[Begin]
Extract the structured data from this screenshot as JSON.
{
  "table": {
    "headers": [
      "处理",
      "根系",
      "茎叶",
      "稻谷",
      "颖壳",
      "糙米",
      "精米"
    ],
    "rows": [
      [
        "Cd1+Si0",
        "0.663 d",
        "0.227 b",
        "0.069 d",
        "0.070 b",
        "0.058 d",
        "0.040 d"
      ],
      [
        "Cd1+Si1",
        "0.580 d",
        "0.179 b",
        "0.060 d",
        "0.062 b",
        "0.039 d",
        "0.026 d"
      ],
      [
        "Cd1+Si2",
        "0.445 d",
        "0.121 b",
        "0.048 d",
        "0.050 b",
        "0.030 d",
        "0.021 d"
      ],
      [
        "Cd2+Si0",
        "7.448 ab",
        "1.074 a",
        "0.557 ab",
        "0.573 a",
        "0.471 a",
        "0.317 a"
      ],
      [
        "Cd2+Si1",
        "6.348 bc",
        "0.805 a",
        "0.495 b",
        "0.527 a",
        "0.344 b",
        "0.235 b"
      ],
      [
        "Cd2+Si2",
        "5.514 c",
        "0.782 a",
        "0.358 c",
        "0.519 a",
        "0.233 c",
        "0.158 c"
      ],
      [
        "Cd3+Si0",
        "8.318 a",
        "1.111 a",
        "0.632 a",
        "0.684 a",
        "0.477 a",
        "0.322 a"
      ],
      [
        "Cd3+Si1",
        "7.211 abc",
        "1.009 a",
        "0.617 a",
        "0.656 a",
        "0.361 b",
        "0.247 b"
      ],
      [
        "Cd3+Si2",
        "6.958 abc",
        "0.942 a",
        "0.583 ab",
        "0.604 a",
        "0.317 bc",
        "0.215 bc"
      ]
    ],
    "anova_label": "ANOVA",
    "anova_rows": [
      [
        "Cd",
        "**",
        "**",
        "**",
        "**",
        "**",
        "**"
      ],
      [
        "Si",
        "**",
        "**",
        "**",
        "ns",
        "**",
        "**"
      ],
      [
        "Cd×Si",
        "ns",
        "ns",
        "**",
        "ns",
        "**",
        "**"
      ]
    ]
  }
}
[End]
| Given instruction |
Transcribe every entry word for word.

| The reply |
Extract the structured data from this screenshot as JSON.
{
  "table": {
    "headers": [
      "处理",
      "根系",
      "茎叶",
      "稻谷",
      "颖壳",
      "糙米",
      "精米"
    ],
    "rows": [
      [
        "Cd1+Si0",
        "0.663 d",
        "0.227 b",
        "0.069 d",
        "0.070 b",
        "0.058 d",
        "0.040 d"
      ],
      [
        "Cd1+Si1",
        "0.580 d",
        "0.179 b",
        "0.060 d",
        "0.062 b",
        "0.039 d",
        "0.026 d"
      ],
      [
        "Cd1+Si2",
        "0.445 d",
        "0.121 b",
        "0.048 d",
        "0.050 b",
        "0.030 d",
        "0.021 d"
      ],
      [
        "Cd2+Si0",
        "7.448 ab",
        "1.074 a",
        "0.557 ab",
        "0.573 a",
        "0.471 a",
        "0.317 a"
      ],
      [
        "Cd2+Si1",
        "6.348 bc",
        "0.805 a",
        "0.495 b",
        "0.527 a",
        "0.344 b",
        "0.235 b"
      ],
      [
        "Cd2+Si2",
        "5.514 c",
        "0.782 a",
        "0.358 c",
        "0.519 a",
        "0.233 c",
        "0.158 c"
      ],
      [
        "Cd3+Si0",
        "8.318 a",
        "1.111 a",
        "0.632 a",
        "0.684 a",
        "0.477 a",
        "0.322 a"
      ],
      [
        "Cd3+Si1",
        "7.211 abc",
        "1.009 a",
        "0.617 a",
        "0.656 a",
        "0.361 b",
        "0.247 b"
      ],
      [
        "Cd3+Si2",
        "6.958 abc",
        "0.942 a",
        "0.583 ab",
        "0.604 a",
        "0.317 bc",
        "0.215 bc"
      ]
    ],
    "anova_label": "ANOVA",
    "anova_rows": [
      [
        "Cd",
        "**",
        "**",
        "**",
        "**",
        "**",
        "**"
      ],
      [
        "Si",
        "**",
        "**",
        "**",
        "ns",
        "**",
        "**"
      ],
      [
        "Cd×Si",
        "ns",
        "ns",
        "**",
        "ns",
        "**",
        "**"
      ]
    ]
  }
}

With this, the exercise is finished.